| DATASET EXTRACT |
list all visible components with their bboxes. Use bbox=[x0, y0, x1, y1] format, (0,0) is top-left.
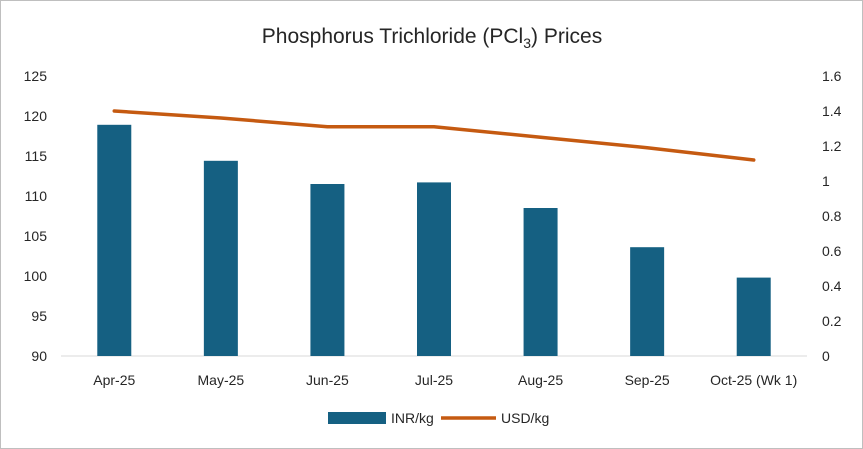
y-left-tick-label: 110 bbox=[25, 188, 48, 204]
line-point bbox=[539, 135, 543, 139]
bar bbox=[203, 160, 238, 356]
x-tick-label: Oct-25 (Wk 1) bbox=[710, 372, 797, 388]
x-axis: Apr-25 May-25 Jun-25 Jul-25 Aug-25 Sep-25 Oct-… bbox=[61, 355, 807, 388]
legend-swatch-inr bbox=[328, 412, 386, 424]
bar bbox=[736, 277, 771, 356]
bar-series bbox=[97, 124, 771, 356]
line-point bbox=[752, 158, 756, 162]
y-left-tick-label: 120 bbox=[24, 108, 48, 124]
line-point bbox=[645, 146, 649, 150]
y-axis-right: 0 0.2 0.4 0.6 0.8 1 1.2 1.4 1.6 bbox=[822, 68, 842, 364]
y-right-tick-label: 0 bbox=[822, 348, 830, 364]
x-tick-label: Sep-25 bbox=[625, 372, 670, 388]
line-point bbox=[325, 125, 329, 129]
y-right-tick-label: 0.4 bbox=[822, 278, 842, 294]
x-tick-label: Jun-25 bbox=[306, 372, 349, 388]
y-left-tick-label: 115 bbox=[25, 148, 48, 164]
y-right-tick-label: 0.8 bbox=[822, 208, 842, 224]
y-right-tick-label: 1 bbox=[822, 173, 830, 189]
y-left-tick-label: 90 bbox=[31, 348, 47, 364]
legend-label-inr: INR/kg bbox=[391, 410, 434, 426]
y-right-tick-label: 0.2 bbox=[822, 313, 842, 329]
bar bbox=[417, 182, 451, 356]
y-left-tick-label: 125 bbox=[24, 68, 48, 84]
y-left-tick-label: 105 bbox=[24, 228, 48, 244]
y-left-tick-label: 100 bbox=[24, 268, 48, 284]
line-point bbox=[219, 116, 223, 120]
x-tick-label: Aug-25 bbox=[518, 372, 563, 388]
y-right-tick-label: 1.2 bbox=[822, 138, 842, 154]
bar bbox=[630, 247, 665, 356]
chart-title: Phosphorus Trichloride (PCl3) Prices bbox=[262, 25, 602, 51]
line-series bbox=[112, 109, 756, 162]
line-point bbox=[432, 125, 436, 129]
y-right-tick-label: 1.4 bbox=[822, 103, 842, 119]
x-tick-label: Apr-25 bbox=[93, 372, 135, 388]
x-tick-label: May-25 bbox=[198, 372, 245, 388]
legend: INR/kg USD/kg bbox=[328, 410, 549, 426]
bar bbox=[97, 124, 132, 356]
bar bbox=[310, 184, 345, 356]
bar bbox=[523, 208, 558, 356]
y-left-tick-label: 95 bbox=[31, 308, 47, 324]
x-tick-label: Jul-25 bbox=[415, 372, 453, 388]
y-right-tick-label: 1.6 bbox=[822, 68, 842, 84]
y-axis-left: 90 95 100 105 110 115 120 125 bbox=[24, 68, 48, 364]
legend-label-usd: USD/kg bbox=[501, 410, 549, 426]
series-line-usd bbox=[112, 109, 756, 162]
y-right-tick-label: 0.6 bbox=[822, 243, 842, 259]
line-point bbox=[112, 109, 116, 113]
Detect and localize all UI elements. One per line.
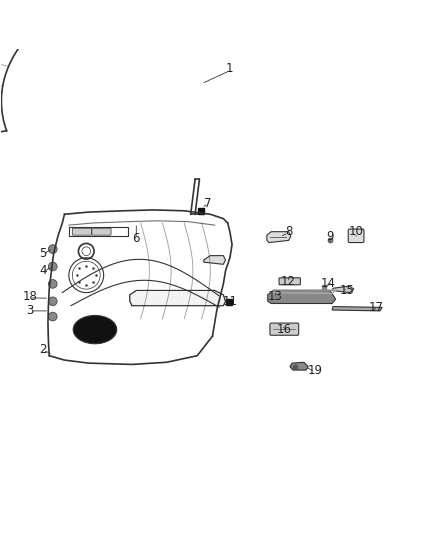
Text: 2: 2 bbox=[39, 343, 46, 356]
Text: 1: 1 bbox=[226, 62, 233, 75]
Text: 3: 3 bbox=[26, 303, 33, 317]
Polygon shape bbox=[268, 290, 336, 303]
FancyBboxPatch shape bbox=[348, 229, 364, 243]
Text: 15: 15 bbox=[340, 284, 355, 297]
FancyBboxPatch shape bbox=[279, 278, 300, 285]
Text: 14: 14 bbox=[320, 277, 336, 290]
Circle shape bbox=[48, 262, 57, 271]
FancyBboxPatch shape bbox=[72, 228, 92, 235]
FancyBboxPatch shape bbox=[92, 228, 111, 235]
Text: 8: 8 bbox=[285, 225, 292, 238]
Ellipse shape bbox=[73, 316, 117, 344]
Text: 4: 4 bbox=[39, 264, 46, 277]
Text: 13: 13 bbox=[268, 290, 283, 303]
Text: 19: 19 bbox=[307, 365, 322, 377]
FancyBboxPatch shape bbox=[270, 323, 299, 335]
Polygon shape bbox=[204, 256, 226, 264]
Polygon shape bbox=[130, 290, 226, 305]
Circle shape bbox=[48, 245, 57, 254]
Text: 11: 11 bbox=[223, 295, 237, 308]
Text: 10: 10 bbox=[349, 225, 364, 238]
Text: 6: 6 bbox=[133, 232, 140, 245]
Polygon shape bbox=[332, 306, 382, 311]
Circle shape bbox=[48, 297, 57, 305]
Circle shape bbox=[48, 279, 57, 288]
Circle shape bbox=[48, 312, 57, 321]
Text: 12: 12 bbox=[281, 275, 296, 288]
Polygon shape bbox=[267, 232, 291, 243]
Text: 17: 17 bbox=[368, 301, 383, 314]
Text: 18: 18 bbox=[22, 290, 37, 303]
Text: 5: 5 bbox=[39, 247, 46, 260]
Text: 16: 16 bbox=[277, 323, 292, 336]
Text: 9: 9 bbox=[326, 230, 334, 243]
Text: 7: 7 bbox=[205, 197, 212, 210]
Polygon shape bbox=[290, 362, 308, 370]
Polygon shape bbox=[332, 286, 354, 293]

| WHAT NEEDS TO BE DONE |
Copy every line of the data above verbatim, omitting the pictures.

| THE RESULT |
list all visible components with their bboxes. Use bbox=[x0, y0, x1, y1] format, (0,0) is top-left.
y-left-tick-label: 110 bbox=[25, 188, 48, 204]
line-point bbox=[539, 135, 543, 139]
bar bbox=[203, 160, 238, 356]
x-tick-label: Oct-25 (Wk 1) bbox=[710, 372, 797, 388]
x-axis: Apr-25 May-25 Jun-25 Jul-25 Aug-25 Sep-25 Oct-… bbox=[61, 355, 807, 388]
legend-swatch-inr bbox=[328, 412, 386, 424]
bar bbox=[736, 277, 771, 356]
bar-series bbox=[97, 124, 771, 356]
line-point bbox=[752, 158, 756, 162]
y-left-tick-label: 120 bbox=[24, 108, 48, 124]
line-point bbox=[645, 146, 649, 150]
y-axis-right: 0 0.2 0.4 0.6 0.8 1 1.2 1.4 1.6 bbox=[822, 68, 842, 364]
y-right-tick-label: 0 bbox=[822, 348, 830, 364]
x-tick-label: Sep-25 bbox=[625, 372, 670, 388]
line-point bbox=[325, 125, 329, 129]
y-right-tick-label: 0.4 bbox=[822, 278, 842, 294]
x-tick-label: Jun-25 bbox=[306, 372, 349, 388]
y-left-tick-label: 115 bbox=[25, 148, 48, 164]
y-right-tick-label: 0.8 bbox=[822, 208, 842, 224]
y-right-tick-label: 1 bbox=[822, 173, 830, 189]
y-left-tick-label: 90 bbox=[31, 348, 47, 364]
legend-label-inr: INR/kg bbox=[391, 410, 434, 426]
y-right-tick-label: 0.2 bbox=[822, 313, 842, 329]
bar bbox=[417, 182, 451, 356]
y-left-tick-label: 125 bbox=[24, 68, 48, 84]
y-left-tick-label: 105 bbox=[24, 228, 48, 244]
y-left-tick-label: 100 bbox=[24, 268, 48, 284]
line-point bbox=[219, 116, 223, 120]
x-tick-label: Aug-25 bbox=[518, 372, 563, 388]
y-right-tick-label: 1.2 bbox=[822, 138, 842, 154]
bar bbox=[630, 247, 665, 356]
chart-title: Phosphorus Trichloride (PCl3) Prices bbox=[262, 25, 602, 51]
line-series bbox=[112, 109, 756, 162]
line-point bbox=[432, 125, 436, 129]
y-right-tick-label: 1.4 bbox=[822, 103, 842, 119]
x-tick-label: Apr-25 bbox=[93, 372, 135, 388]
x-tick-label: May-25 bbox=[198, 372, 245, 388]
legend: INR/kg USD/kg bbox=[328, 410, 549, 426]
bar bbox=[97, 124, 132, 356]
bar bbox=[310, 184, 345, 356]
bar bbox=[523, 208, 558, 356]
y-left-tick-label: 95 bbox=[31, 308, 47, 324]
x-tick-label: Jul-25 bbox=[415, 372, 453, 388]
y-right-tick-label: 1.6 bbox=[822, 68, 842, 84]
y-axis-left: 90 95 100 105 110 115 120 125 bbox=[24, 68, 48, 364]
legend-label-usd: USD/kg bbox=[501, 410, 549, 426]
series-line-usd bbox=[112, 109, 756, 162]
y-right-tick-label: 0.6 bbox=[822, 243, 842, 259]
line-point bbox=[112, 109, 116, 113]
Detect and localize all UI elements. One per line.
Text: 2: 2 bbox=[39, 343, 46, 356]
Text: 1: 1 bbox=[226, 62, 233, 75]
Text: 3: 3 bbox=[26, 303, 33, 317]
Polygon shape bbox=[268, 290, 336, 303]
FancyBboxPatch shape bbox=[348, 229, 364, 243]
Text: 15: 15 bbox=[340, 284, 355, 297]
FancyBboxPatch shape bbox=[279, 278, 300, 285]
Text: 14: 14 bbox=[320, 277, 336, 290]
Circle shape bbox=[48, 262, 57, 271]
FancyBboxPatch shape bbox=[72, 228, 92, 235]
FancyBboxPatch shape bbox=[92, 228, 111, 235]
Text: 8: 8 bbox=[285, 225, 292, 238]
Ellipse shape bbox=[73, 316, 117, 344]
Text: 4: 4 bbox=[39, 264, 46, 277]
Text: 13: 13 bbox=[268, 290, 283, 303]
Text: 19: 19 bbox=[307, 365, 322, 377]
FancyBboxPatch shape bbox=[270, 323, 299, 335]
Polygon shape bbox=[204, 256, 226, 264]
Polygon shape bbox=[130, 290, 226, 305]
Circle shape bbox=[48, 245, 57, 254]
Text: 11: 11 bbox=[223, 295, 237, 308]
Text: 10: 10 bbox=[349, 225, 364, 238]
Text: 6: 6 bbox=[133, 232, 140, 245]
Polygon shape bbox=[332, 306, 382, 311]
Circle shape bbox=[48, 297, 57, 305]
Circle shape bbox=[48, 279, 57, 288]
Circle shape bbox=[48, 312, 57, 321]
Text: 12: 12 bbox=[281, 275, 296, 288]
Polygon shape bbox=[267, 232, 291, 243]
Text: 17: 17 bbox=[368, 301, 383, 314]
Text: 18: 18 bbox=[22, 290, 37, 303]
Text: 5: 5 bbox=[39, 247, 46, 260]
Text: 16: 16 bbox=[277, 323, 292, 336]
Text: 9: 9 bbox=[326, 230, 334, 243]
Text: 7: 7 bbox=[205, 197, 212, 210]
Polygon shape bbox=[290, 362, 308, 370]
Polygon shape bbox=[332, 286, 354, 293]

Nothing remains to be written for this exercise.